→ **SHORT PROBLEM**
Every line below that contains "najmniej" is to be copied.

◇ ◇ ◇

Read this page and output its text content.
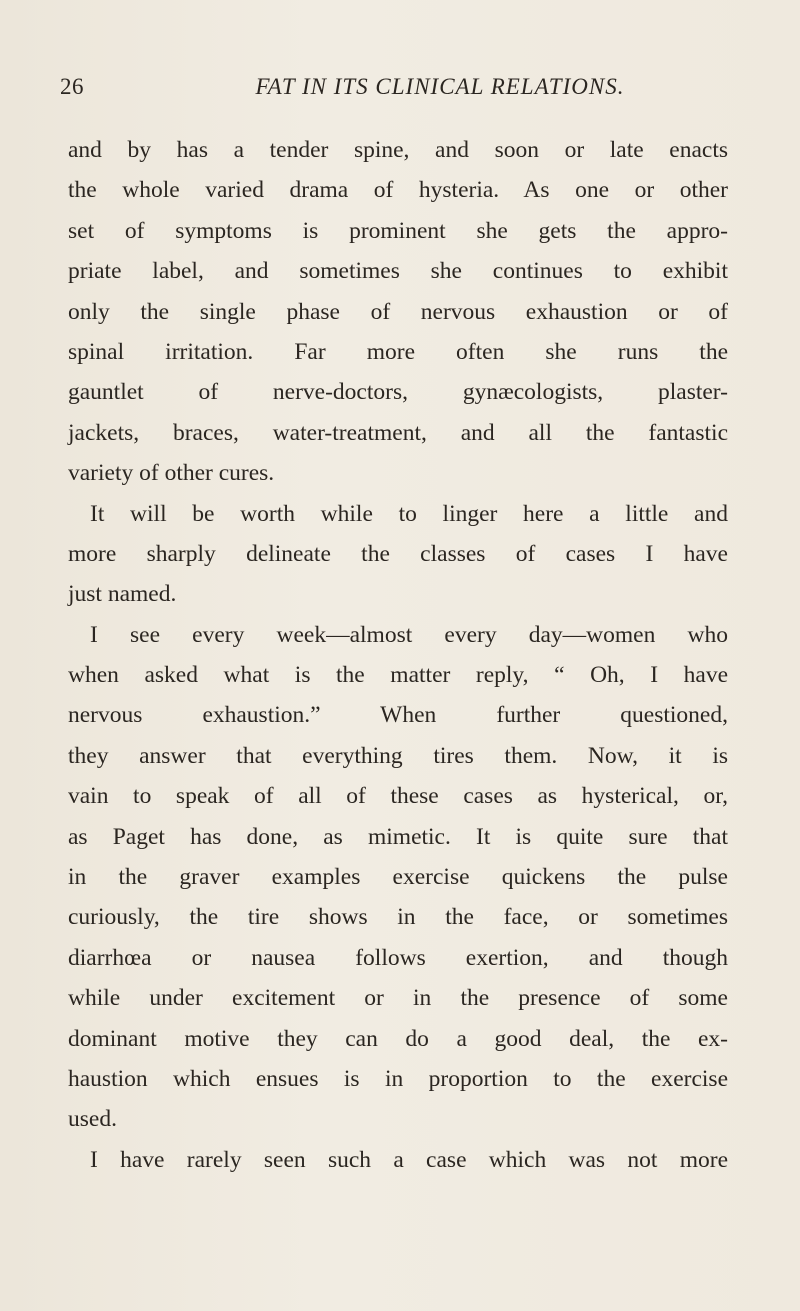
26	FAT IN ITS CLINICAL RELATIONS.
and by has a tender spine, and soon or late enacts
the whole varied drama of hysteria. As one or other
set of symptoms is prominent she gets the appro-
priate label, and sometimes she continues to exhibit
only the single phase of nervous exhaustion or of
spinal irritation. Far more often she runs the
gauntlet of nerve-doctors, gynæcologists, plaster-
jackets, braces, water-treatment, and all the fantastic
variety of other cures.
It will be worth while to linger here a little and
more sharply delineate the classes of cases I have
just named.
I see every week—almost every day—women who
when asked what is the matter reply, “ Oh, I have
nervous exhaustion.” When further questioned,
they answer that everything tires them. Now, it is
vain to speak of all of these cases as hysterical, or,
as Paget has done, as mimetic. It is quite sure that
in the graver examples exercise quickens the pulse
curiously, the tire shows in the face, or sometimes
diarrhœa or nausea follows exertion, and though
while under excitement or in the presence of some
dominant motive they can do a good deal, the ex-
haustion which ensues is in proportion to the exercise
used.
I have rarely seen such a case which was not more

◇ ◇ ◇

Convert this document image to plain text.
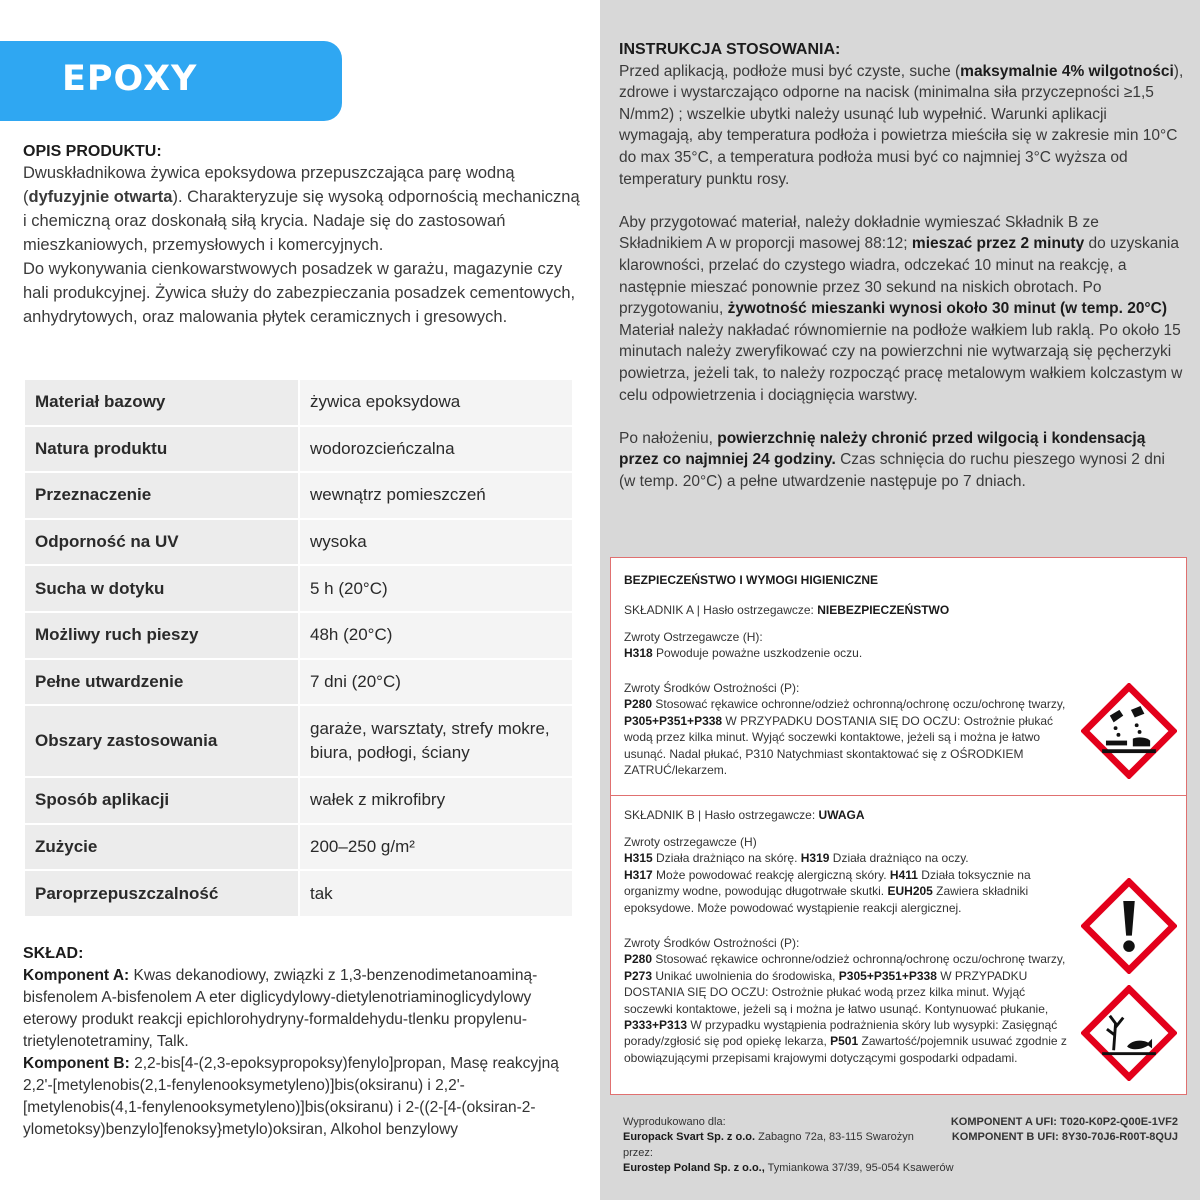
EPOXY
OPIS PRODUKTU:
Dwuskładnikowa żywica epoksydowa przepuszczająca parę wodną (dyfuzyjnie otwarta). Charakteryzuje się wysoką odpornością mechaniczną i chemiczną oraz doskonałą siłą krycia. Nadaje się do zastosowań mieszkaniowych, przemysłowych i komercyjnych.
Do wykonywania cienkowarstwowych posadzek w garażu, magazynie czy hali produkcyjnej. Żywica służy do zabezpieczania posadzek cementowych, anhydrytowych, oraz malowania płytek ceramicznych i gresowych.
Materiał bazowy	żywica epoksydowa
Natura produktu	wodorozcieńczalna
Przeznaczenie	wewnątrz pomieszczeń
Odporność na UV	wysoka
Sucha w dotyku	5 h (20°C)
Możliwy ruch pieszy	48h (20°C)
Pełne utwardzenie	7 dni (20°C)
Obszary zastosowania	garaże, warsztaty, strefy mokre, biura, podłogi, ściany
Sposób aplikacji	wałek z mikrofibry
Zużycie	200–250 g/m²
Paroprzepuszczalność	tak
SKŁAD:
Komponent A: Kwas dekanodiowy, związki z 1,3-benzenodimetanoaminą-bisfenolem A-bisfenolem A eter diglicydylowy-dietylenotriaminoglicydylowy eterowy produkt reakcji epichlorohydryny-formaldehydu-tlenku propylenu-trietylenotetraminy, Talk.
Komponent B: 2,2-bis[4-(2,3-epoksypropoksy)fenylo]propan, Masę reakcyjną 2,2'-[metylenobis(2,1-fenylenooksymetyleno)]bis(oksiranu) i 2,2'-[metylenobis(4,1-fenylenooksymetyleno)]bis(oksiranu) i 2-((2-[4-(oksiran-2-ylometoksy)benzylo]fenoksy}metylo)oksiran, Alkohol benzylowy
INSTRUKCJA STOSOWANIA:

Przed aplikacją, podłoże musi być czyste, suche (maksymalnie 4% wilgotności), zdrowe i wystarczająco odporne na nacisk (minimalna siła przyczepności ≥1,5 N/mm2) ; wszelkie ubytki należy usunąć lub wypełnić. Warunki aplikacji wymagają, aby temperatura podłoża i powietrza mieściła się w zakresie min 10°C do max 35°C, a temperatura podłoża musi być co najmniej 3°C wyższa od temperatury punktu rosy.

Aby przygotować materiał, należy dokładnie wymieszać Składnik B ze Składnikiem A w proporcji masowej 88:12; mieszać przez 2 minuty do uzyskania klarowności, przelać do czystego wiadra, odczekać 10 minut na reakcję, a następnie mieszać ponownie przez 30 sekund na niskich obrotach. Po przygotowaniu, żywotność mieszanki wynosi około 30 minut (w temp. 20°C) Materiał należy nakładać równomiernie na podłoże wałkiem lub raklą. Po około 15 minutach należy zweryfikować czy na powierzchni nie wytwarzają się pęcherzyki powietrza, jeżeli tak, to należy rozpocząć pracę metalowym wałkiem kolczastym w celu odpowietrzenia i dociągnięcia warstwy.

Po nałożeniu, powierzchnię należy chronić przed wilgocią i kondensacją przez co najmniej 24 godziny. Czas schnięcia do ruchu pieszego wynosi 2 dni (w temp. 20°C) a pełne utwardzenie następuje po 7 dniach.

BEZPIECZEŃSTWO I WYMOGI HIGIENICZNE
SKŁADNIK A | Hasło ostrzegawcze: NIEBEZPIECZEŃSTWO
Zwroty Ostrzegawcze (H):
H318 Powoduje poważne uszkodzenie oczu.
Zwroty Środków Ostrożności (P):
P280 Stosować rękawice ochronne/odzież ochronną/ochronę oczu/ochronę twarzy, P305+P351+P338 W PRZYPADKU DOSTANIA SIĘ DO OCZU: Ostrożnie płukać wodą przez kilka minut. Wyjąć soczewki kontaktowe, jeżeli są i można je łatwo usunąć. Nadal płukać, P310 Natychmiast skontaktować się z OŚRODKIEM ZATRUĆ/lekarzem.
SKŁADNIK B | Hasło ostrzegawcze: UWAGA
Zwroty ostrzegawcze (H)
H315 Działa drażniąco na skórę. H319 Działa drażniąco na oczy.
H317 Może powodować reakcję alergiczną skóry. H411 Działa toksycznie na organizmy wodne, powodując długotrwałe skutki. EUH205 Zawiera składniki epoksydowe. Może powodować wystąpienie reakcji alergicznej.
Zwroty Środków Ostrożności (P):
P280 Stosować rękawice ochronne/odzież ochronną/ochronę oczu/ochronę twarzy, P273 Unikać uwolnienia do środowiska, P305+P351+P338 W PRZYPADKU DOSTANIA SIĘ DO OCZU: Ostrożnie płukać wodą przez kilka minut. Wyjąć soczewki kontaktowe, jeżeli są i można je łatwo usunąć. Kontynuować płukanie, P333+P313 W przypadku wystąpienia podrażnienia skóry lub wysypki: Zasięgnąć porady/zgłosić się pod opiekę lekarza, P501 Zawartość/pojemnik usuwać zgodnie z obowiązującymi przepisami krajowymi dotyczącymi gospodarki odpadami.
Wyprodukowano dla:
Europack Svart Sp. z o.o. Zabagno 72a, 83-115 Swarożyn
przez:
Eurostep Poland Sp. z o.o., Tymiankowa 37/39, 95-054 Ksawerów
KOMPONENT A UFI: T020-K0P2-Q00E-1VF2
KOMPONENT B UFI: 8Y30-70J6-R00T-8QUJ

◇ ◇ ◇

→ **OUTPUT BELOW**
Przed aplikacją, podłoże musi być czyste, suche (maksymalnie 4% wilgotności), zdrowe i wystarczająco odporne na nacisk (minimalna siła przyczepności ≥1,5 N/mm2) ; wszelkie ubytki należy usunąć lub wypełnić. Warunki aplikacji wymagają, aby temperatura podłoża i powietrza mieściła się w zakresie min 10°C do max 35°C, a temperatura podłoża musi być co najmniej 3°C wyższa od temperatury punktu rosy.
Po nałożeniu, powierzchnię należy chronić przed wilgocią i kondensacją przez co najmniej 24 godziny. Czas schnięcia do ruchu pieszego wynosi 2 dni (w temp. 20°C) a pełne utwardzenie następuje po 7 dniach.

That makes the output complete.